[Layout element entries]
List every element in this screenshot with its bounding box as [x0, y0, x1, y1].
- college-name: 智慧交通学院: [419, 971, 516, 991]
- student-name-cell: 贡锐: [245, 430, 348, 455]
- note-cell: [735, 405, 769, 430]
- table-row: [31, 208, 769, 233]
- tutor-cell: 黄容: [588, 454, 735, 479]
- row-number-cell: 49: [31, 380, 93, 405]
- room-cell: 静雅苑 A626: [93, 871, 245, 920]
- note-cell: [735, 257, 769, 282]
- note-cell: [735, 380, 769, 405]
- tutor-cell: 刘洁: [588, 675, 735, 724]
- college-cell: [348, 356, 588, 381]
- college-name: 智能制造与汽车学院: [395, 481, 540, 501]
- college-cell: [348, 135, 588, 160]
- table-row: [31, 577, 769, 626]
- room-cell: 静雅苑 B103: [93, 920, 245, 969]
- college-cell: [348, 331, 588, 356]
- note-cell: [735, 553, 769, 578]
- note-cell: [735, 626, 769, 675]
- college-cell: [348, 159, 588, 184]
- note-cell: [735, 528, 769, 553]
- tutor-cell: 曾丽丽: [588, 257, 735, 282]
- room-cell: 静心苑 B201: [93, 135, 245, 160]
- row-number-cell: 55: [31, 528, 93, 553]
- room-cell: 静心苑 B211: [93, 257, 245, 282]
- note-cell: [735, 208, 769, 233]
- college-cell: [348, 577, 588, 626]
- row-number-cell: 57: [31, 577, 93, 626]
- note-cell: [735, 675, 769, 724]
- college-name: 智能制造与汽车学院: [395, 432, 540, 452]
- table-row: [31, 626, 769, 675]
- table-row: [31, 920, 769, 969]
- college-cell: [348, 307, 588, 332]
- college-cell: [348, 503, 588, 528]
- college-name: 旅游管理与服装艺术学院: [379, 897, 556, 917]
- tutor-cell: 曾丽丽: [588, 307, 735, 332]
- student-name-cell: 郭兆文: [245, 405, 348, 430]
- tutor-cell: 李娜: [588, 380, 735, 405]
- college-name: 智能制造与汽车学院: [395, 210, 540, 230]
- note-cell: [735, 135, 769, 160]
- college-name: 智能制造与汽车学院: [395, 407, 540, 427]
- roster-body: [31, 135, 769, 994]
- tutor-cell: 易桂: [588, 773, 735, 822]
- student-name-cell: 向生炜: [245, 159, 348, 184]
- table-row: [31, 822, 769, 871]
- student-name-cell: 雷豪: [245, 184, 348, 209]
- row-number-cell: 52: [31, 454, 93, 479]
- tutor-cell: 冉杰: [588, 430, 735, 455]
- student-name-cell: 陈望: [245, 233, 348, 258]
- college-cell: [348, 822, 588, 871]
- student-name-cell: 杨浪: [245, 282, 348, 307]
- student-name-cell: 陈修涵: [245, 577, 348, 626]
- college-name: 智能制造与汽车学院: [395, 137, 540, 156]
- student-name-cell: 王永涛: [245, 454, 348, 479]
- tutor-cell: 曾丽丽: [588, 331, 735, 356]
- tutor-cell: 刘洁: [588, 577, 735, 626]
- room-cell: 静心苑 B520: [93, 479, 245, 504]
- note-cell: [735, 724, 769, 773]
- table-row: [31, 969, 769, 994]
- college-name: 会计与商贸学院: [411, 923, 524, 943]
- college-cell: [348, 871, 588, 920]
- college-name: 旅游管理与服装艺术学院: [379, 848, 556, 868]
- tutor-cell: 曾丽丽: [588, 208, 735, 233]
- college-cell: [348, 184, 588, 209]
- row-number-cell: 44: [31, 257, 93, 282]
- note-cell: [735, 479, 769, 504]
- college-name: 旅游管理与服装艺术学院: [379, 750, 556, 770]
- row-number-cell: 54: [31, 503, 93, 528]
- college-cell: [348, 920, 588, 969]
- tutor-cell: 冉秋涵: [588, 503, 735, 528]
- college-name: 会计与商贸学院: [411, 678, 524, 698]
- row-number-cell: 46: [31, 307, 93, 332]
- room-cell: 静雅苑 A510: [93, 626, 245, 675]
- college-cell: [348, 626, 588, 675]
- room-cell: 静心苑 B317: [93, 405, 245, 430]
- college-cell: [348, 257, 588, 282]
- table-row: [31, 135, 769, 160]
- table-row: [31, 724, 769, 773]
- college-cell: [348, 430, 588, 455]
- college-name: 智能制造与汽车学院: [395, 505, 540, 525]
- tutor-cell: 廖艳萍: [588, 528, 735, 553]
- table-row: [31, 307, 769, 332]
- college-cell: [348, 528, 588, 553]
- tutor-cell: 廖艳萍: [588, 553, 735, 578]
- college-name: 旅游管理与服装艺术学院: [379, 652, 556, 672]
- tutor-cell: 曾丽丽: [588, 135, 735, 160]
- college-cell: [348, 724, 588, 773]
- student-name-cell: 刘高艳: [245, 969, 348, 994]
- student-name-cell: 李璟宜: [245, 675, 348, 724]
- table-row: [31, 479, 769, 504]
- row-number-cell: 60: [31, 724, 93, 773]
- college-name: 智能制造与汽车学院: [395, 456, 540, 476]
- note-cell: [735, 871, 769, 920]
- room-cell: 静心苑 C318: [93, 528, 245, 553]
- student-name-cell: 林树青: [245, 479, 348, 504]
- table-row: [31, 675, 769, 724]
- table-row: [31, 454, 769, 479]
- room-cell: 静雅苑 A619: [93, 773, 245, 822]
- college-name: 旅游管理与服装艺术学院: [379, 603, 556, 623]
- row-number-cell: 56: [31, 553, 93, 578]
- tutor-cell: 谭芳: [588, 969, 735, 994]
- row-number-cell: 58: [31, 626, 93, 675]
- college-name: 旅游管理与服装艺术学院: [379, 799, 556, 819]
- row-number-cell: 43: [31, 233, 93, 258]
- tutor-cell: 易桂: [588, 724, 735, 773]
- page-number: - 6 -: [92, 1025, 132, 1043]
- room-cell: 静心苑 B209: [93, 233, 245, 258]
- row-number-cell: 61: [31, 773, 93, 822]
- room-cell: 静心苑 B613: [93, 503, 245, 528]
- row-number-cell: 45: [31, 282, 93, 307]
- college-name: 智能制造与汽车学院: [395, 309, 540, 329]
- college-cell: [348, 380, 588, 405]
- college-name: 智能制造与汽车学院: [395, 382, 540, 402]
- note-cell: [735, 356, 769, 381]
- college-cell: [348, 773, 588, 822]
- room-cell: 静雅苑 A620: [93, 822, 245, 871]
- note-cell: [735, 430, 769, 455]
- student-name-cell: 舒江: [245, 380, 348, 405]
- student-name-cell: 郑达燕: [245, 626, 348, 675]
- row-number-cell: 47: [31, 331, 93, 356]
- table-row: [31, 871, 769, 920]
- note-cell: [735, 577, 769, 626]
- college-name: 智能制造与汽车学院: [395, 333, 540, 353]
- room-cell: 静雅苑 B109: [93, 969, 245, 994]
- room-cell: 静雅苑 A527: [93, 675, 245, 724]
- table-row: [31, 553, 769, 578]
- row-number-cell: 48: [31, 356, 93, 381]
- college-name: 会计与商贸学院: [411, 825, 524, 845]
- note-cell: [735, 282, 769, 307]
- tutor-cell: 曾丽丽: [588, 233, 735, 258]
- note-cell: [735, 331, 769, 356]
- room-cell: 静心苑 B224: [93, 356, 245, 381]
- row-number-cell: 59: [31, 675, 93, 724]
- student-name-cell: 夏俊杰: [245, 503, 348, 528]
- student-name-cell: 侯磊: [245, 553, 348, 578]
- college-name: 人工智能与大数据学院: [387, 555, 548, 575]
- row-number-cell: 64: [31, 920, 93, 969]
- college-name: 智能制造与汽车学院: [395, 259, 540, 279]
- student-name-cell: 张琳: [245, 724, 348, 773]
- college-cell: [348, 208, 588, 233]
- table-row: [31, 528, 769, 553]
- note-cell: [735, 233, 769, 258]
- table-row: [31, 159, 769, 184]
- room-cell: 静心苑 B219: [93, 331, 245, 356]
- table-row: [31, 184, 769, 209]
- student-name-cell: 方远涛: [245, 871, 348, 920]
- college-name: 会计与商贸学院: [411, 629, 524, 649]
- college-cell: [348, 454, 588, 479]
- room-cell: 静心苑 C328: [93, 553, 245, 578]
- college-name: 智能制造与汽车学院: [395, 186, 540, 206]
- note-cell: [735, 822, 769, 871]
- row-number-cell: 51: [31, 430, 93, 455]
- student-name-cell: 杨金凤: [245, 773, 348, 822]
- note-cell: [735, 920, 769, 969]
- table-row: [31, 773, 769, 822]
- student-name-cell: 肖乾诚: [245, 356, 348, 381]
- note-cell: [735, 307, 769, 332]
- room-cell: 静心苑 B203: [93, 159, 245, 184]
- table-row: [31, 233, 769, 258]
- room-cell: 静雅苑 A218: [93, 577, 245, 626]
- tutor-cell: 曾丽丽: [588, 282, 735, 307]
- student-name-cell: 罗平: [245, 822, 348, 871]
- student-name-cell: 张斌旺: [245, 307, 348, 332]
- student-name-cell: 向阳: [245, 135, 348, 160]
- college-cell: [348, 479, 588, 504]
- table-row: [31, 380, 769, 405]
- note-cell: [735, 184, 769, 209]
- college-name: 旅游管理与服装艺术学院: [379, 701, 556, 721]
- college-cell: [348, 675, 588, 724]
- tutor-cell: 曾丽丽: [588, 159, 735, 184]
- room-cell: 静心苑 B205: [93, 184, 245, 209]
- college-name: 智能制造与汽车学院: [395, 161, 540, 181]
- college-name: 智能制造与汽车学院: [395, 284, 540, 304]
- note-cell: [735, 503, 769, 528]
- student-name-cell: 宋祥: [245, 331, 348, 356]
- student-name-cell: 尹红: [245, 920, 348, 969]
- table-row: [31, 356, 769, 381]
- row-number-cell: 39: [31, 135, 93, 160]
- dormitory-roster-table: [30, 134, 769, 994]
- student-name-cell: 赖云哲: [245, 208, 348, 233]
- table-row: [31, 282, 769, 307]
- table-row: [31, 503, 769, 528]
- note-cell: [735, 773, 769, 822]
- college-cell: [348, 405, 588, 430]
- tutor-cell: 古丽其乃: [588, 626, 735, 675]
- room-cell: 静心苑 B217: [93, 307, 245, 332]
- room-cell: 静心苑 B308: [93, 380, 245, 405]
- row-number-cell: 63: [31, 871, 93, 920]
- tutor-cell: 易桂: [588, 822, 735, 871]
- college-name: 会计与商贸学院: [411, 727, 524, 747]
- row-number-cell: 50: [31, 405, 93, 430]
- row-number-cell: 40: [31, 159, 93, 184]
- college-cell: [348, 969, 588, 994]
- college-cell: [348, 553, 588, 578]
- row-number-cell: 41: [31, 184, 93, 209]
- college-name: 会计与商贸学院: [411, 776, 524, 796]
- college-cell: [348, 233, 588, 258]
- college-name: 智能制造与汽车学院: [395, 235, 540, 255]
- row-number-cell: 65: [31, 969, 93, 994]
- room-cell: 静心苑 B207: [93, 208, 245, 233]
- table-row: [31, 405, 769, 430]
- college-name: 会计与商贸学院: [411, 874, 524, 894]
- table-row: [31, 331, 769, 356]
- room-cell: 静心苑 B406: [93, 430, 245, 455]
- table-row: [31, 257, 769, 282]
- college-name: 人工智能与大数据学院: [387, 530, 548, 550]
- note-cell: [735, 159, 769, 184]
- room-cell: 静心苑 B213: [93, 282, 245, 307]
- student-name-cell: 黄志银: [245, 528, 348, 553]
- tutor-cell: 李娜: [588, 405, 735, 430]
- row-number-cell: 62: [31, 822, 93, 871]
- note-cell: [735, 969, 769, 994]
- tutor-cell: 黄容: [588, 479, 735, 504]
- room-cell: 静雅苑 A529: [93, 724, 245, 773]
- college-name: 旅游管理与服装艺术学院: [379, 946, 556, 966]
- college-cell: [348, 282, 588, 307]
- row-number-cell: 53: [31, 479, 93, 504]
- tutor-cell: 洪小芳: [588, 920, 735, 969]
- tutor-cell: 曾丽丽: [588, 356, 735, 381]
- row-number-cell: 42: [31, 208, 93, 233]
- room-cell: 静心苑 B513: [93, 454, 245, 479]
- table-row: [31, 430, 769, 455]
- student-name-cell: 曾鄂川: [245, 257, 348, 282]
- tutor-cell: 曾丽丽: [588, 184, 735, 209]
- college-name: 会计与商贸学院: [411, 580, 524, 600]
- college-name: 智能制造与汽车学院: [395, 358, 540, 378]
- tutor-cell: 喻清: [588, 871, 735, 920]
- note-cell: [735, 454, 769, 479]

What you need to do = Reproduce the records exactly, from their very first line down to the line containing "- tutor-cell: 冉杰: [588, 430, 735, 455]", with both ends included.

Complete response =
List every element in this screenshot with its bounding box as [x0, y0, x1, y1].
- college-name: 智慧交通学院: [419, 971, 516, 991]
- student-name-cell: 贡锐: [245, 430, 348, 455]
- note-cell: [735, 405, 769, 430]
- table-row: [31, 208, 769, 233]
- tutor-cell: 黄容: [588, 454, 735, 479]
- row-number-cell: 49: [31, 380, 93, 405]
- room-cell: 静雅苑 A626: [93, 871, 245, 920]
- note-cell: [735, 257, 769, 282]
- note-cell: [735, 380, 769, 405]
- tutor-cell: 刘洁: [588, 675, 735, 724]
- college-cell: [348, 356, 588, 381]
- college-name: 智能制造与汽车学院: [395, 481, 540, 501]
- college-cell: [348, 135, 588, 160]
- table-row: [31, 577, 769, 626]
- room-cell: 静雅苑 B103: [93, 920, 245, 969]
- college-cell: [348, 331, 588, 356]
- note-cell: [735, 553, 769, 578]
- note-cell: [735, 626, 769, 675]
- college-cell: [348, 159, 588, 184]
- note-cell: [735, 528, 769, 553]
- tutor-cell: 曾丽丽: [588, 257, 735, 282]
- room-cell: 静心苑 B201: [93, 135, 245, 160]
- row-number-cell: 55: [31, 528, 93, 553]
- room-cell: 静心苑 B211: [93, 257, 245, 282]
- note-cell: [735, 208, 769, 233]
- college-cell: [348, 577, 588, 626]
- row-number-cell: 57: [31, 577, 93, 626]
- note-cell: [735, 675, 769, 724]
- college-name: 智能制造与汽车学院: [395, 432, 540, 452]
- table-row: [31, 626, 769, 675]
- table-row: [31, 920, 769, 969]
- college-cell: [348, 307, 588, 332]
- college-cell: [348, 503, 588, 528]
- college-name: 旅游管理与服装艺术学院: [379, 897, 556, 917]
- tutor-cell: 曾丽丽: [588, 307, 735, 332]
- student-name-cell: 郭兆文: [245, 405, 348, 430]
- tutor-cell: 李娜: [588, 380, 735, 405]
- college-name: 智能制造与汽车学院: [395, 210, 540, 230]
- note-cell: [735, 135, 769, 160]
- college-name: 智能制造与汽车学院: [395, 407, 540, 427]
- roster-body: [31, 135, 769, 994]
- tutor-cell: 易桂: [588, 773, 735, 822]
- student-name-cell: 向生炜: [245, 159, 348, 184]
- table-row: [31, 822, 769, 871]
- student-name-cell: 雷豪: [245, 184, 348, 209]
- row-number-cell: 52: [31, 454, 93, 479]
- tutor-cell: 冉杰: [588, 430, 735, 455]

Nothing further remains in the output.